*Set task*. Copy each line that holds "короля".

___ Exercise materials ___

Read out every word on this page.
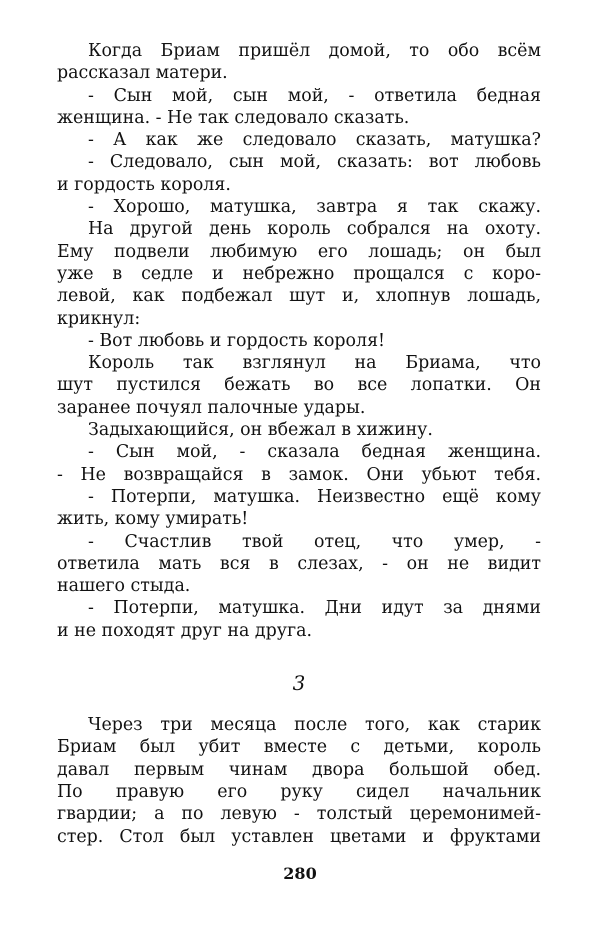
Когда Бриам пришёл домой, то обо всём
рассказал матери.
- Сын мой, сын мой, - ответила бедная
женщина. - Не так следовало сказать.
- А как же следовало сказать, матушка?
- Следовало, сын мой, сказать: вот любовь
и гордость короля.
- Хорошо, матушка, завтра я так скажу.
На другой день король собрался на охоту.
Ему подвели любимую его лошадь; он был
уже в седле и небрежно прощался с коро-
левой, как подбежал шут и, хлопнув лошадь,
крикнул:
- Вот любовь и гордость короля!
Король так взглянул на Бриама, что
шут пустился бежать во все лопатки. Он
заранее почуял палочные удары.
Задыхающийся, он вбежал в хижину.
- Сын мой, - сказала бедная женщина.
- Не возвращайся в замок. Они убьют тебя.
- Потерпи, матушка. Неизвестно ещё кому
жить, кому умирать!
- Счастлив твой отец, что умер, -
ответила мать вся в слезах, - он не видит
нашего стыда.
- Потерпи, матушка. Дни идут за днями
и не походят друг на друга.
3
Через три месяца после того, как старик
Бриам был убит вместе с детьми, король
давал первым чинам двора большой обед.
По правую его руку сидел начальник
гвардии; а по левую - толстый церемонимей-
стер. Стол был уставлен цветами и фруктами
280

___

*Solution to this problem*.
и гордость короля.
- Вот любовь и гордость короля!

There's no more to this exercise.